:: Dataset excerpts

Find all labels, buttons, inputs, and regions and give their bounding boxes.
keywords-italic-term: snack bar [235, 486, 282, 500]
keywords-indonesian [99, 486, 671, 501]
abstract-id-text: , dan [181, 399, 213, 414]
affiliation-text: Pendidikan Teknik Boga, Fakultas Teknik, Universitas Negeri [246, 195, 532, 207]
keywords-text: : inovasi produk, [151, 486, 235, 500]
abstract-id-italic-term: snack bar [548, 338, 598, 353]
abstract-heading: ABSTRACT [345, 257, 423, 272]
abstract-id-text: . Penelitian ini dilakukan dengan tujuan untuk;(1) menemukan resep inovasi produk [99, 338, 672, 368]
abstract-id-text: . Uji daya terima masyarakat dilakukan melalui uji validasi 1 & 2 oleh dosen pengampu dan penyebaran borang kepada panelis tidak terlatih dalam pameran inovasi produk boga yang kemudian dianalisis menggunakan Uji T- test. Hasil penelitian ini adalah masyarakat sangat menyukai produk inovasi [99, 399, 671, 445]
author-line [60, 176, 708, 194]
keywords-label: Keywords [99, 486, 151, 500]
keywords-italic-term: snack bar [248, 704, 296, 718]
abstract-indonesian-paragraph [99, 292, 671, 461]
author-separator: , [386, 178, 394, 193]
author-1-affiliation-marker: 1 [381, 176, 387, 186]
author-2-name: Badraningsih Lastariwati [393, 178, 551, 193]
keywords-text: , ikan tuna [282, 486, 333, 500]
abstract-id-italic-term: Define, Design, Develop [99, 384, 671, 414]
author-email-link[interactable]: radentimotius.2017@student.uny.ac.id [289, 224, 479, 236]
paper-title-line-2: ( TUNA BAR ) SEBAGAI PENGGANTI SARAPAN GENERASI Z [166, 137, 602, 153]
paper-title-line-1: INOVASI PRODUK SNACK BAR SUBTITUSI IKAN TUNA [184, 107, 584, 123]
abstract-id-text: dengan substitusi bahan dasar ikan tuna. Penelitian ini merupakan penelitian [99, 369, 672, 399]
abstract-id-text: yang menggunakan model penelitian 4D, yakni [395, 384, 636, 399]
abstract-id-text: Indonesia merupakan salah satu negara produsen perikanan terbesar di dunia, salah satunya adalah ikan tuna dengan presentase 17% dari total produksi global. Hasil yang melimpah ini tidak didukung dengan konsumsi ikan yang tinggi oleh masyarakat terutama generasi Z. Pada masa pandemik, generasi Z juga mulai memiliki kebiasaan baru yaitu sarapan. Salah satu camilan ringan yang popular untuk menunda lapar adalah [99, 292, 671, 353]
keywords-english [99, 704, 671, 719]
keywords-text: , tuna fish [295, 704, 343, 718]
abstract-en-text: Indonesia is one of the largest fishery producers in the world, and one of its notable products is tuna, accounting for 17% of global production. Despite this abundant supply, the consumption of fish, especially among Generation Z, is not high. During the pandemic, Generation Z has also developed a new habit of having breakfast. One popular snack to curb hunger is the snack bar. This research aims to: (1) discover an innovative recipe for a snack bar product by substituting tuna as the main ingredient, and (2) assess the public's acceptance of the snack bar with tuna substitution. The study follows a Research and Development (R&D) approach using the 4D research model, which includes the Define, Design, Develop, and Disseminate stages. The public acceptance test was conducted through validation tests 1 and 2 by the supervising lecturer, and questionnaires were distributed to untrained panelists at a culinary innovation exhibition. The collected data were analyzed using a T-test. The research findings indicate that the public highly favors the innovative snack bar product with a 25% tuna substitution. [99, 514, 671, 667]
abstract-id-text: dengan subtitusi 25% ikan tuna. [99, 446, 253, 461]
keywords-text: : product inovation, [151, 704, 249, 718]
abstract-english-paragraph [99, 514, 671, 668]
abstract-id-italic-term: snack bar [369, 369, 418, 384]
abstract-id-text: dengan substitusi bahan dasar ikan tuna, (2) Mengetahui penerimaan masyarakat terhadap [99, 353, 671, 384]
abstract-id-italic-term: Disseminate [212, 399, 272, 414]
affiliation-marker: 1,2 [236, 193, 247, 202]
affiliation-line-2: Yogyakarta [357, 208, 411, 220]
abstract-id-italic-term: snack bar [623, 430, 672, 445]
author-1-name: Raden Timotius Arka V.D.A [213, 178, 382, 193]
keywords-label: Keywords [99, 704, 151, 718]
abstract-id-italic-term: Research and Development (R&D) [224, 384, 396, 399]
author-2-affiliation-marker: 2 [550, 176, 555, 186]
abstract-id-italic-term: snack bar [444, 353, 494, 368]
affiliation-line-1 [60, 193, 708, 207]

::::

Task requirements: Reproduce the records verbatim, from the first line through the line containing "paper-title-line-1: INOVASI PRODUK", including both.

Task solution:
Find all labels, buttons, inputs, and regions and give their bounding boxes.
keywords-italic-term: snack bar [235, 486, 282, 500]
keywords-indonesian [99, 486, 671, 501]
abstract-id-text: , dan [181, 399, 213, 414]
affiliation-text: Pendidikan Teknik Boga, Fakultas Teknik, Universitas Negeri [246, 195, 532, 207]
keywords-text: : inovasi produk, [151, 486, 235, 500]
abstract-id-italic-term: snack bar [548, 338, 598, 353]
abstract-heading: ABSTRACT [345, 257, 423, 272]
abstract-id-text: . Penelitian ini dilakukan dengan tujuan untuk;(1) menemukan resep inovasi produk [99, 338, 672, 368]
abstract-id-text: . Uji daya terima masyarakat dilakukan melalui uji validasi 1 & 2 oleh dosen pengampu dan penyebaran borang kepada panelis tidak terlatih dalam pameran inovasi produk boga yang kemudian dianalisis menggunakan Uji T- test. Hasil penelitian ini adalah masyarakat sangat menyukai produk inovasi [99, 399, 671, 445]
author-line [60, 176, 708, 194]
keywords-label: Keywords [99, 486, 151, 500]
keywords-italic-term: snack bar [248, 704, 296, 718]
abstract-indonesian-paragraph [99, 292, 671, 461]
author-separator: , [386, 178, 394, 193]
author-1-affiliation-marker: 1 [381, 176, 387, 186]
author-2-name: Badraningsih Lastariwati [393, 178, 551, 193]
keywords-text: , ikan tuna [282, 486, 333, 500]
abstract-id-italic-term: Define, Design, Develop [99, 384, 671, 414]
author-email-link[interactable]: radentimotius.2017@student.uny.ac.id [289, 224, 479, 236]
paper-title-line-2: ( TUNA BAR ) SEBAGAI PENGGANTI SARAPAN GENERASI Z [166, 137, 602, 153]
paper-title-line-1: INOVASI PRODUK SNACK BAR SUBTITUSI IKAN TUNA [184, 107, 584, 123]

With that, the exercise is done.